[Data entries]
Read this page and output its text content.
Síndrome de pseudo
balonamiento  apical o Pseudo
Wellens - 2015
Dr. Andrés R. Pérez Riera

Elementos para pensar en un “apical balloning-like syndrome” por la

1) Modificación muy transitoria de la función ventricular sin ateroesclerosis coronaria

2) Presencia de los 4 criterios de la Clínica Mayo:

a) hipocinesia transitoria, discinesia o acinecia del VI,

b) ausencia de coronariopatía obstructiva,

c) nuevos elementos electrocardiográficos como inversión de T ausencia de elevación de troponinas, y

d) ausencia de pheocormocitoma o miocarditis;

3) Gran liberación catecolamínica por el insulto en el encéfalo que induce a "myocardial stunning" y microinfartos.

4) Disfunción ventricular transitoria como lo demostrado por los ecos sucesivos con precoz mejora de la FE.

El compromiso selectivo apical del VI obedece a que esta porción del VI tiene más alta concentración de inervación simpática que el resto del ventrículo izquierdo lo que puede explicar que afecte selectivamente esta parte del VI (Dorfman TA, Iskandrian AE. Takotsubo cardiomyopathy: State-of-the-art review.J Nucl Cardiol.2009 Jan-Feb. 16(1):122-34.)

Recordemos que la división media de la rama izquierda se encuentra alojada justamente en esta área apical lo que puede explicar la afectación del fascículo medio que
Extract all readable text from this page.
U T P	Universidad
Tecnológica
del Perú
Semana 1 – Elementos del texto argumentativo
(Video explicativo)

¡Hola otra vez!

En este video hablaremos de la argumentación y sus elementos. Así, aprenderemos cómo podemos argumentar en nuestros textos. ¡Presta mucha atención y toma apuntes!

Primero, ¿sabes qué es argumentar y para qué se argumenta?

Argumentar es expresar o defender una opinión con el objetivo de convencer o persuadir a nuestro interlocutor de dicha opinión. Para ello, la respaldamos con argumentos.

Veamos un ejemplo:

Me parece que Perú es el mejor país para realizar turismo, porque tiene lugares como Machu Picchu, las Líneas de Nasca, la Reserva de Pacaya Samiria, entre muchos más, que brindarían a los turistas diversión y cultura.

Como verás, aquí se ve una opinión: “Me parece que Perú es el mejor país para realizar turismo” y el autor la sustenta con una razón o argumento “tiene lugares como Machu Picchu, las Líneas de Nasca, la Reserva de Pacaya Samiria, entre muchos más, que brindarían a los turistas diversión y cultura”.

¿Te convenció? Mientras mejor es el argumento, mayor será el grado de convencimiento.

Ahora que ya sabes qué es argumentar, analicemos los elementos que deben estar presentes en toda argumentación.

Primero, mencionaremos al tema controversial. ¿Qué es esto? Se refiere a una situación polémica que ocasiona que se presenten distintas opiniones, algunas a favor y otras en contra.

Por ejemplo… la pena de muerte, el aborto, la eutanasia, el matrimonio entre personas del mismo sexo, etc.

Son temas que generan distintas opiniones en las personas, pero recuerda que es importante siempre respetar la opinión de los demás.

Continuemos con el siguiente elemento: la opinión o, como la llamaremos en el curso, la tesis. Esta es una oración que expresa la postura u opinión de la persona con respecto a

● Stated goal:
Look through the data and gather every line with the string "argumentación" in it.

● Correct output:
En este video hablaremos de la argumentación y sus elementos. Así, aprenderemos cómo podemos argumentar en nuestros textos. ¡Presta mucha atención y toma apuntes!
Ahora que ya sabes qué es argumentar, analicemos los elementos que deben estar presentes en toda argumentación.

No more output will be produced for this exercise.